(Excerpts from a figure dataset)
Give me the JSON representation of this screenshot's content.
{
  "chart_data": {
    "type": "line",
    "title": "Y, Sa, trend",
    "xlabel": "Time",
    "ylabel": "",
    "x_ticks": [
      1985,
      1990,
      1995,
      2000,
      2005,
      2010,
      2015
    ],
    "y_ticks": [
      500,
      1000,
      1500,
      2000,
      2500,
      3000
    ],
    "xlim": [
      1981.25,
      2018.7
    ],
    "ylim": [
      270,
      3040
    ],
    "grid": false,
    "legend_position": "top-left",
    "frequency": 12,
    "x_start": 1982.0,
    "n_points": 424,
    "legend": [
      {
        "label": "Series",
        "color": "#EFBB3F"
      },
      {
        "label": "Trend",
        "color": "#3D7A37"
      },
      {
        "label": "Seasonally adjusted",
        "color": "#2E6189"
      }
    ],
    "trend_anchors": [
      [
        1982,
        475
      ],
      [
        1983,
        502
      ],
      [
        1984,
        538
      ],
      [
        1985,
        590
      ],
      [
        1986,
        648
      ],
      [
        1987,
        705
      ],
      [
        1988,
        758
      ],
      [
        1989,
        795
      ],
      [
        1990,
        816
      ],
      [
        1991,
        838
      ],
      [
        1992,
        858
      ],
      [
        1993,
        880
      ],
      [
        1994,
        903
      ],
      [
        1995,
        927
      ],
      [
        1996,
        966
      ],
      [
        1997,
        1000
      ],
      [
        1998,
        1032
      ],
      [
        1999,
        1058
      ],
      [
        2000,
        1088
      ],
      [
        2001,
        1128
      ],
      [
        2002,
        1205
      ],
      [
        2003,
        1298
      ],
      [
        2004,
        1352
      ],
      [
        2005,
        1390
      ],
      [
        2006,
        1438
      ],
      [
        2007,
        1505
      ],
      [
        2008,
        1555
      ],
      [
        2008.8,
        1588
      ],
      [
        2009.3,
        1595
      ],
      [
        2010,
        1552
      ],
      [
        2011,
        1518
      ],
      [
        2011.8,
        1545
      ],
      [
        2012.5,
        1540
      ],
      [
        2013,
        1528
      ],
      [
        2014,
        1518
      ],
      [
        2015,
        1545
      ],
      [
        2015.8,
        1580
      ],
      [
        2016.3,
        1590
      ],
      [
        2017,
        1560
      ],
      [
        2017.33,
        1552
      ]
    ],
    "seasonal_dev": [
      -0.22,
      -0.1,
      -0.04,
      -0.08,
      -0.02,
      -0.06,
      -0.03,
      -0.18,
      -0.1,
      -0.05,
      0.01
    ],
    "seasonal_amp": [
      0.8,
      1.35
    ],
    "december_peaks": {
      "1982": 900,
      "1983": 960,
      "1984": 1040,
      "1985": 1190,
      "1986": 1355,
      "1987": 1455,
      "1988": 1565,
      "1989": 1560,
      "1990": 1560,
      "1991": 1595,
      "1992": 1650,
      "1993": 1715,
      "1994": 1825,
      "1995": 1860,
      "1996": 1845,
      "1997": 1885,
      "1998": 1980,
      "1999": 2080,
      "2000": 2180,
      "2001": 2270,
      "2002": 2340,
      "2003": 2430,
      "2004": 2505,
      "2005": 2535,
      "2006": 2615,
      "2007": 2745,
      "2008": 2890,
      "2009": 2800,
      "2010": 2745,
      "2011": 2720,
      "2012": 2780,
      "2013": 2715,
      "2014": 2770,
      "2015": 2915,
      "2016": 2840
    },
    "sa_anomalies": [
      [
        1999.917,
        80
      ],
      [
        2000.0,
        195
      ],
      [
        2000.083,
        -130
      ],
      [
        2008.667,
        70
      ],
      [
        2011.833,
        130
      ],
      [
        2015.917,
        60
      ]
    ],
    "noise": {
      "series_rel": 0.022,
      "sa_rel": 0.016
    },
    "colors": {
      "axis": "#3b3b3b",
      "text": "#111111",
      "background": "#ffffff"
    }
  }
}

◆ The request ◆
Please restate the whole listing word for word.

◆ Task answer ◆
Give me the JSON representation of this screenshot's content.
{
  "chart_data": {
    "type": "line",
    "title": "Y, Sa, trend",
    "xlabel": "Time",
    "ylabel": "",
    "x_ticks": [
      1985,
      1990,
      1995,
      2000,
      2005,
      2010,
      2015
    ],
    "y_ticks": [
      500,
      1000,
      1500,
      2000,
      2500,
      3000
    ],
    "xlim": [
      1981.25,
      2018.7
    ],
    "ylim": [
      270,
      3040
    ],
    "grid": false,
    "legend_position": "top-left",
    "frequency": 12,
    "x_start": 1982.0,
    "n_points": 424,
    "legend": [
      {
        "label": "Series",
        "color": "#EFBB3F"
      },
      {
        "label": "Trend",
        "color": "#3D7A37"
      },
      {
        "label": "Seasonally adjusted",
        "color": "#2E6189"
      }
    ],
    "trend_anchors": [
      [
        1982,
        475
      ],
      [
        1983,
        502
      ],
      [
        1984,
        538
      ],
      [
        1985,
        590
      ],
      [
        1986,
        648
      ],
      [
        1987,
        705
      ],
      [
        1988,
        758
      ],
      [
        1989,
        795
      ],
      [
        1990,
        816
      ],
      [
        1991,
        838
      ],
      [
        1992,
        858
      ],
      [
        1993,
        880
      ],
      [
        1994,
        903
      ],
      [
        1995,
        927
      ],
      [
        1996,
        966
      ],
      [
        1997,
        1000
      ],
      [
        1998,
        1032
      ],
      [
        1999,
        1058
      ],
      [
        2000,
        1088
      ],
      [
        2001,
        1128
      ],
      [
        2002,
        1205
      ],
      [
        2003,
        1298
      ],
      [
        2004,
        1352
      ],
      [
        2005,
        1390
      ],
      [
        2006,
        1438
      ],
      [
        2007,
        1505
      ],
      [
        2008,
        1555
      ],
      [
        2008.8,
        1588
      ],
      [
        2009.3,
        1595
      ],
      [
        2010,
        1552
      ],
      [
        2011,
        1518
      ],
      [
        2011.8,
        1545
      ],
      [
        2012.5,
        1540
      ],
      [
        2013,
        1528
      ],
      [
        2014,
        1518
      ],
      [
        2015,
        1545
      ],
      [
        2015.8,
        1580
      ],
      [
        2016.3,
        1590
      ],
      [
        2017,
        1560
      ],
      [
        2017.33,
        1552
      ]
    ],
    "seasonal_dev": [
      -0.22,
      -0.1,
      -0.04,
      -0.08,
      -0.02,
      -0.06,
      -0.03,
      -0.18,
      -0.1,
      -0.05,
      0.01
    ],
    "seasonal_amp": [
      0.8,
      1.35
    ],
    "december_peaks": {
      "1982": 900,
      "1983": 960,
      "1984": 1040,
      "1985": 1190,
      "1986": 1355,
      "1987": 1455,
      "1988": 1565,
      "1989": 1560,
      "1990": 1560,
      "1991": 1595,
      "1992": 1650,
      "1993": 1715,
      "1994": 1825,
      "1995": 1860,
      "1996": 1845,
      "1997": 1885,
      "1998": 1980,
      "1999": 2080,
      "2000": 2180,
      "2001": 2270,
      "2002": 2340,
      "2003": 2430,
      "2004": 2505,
      "2005": 2535,
      "2006": 2615,
      "2007": 2745,
      "2008": 2890,
      "2009": 2800,
      "2010": 2745,
      "2011": 2720,
      "2012": 2780,
      "2013": 2715,
      "2014": 2770,
      "2015": 2915,
      "2016": 2840
    },
    "sa_anomalies": [
      [
        1999.917,
        80
      ],
      [
        2000.0,
        195
      ],
      [
        2000.083,
        -130
      ],
      [
        2008.667,
        70
      ],
      [
        2011.833,
        130
      ],
      [
        2015.917,
        60
      ]
    ],
    "noise": {
      "series_rel": 0.022,
      "sa_rel": 0.016
    },
    "colors": {
      "axis": "#3b3b3b",
      "text": "#111111",
      "background": "#ffffff"
    }
  }
}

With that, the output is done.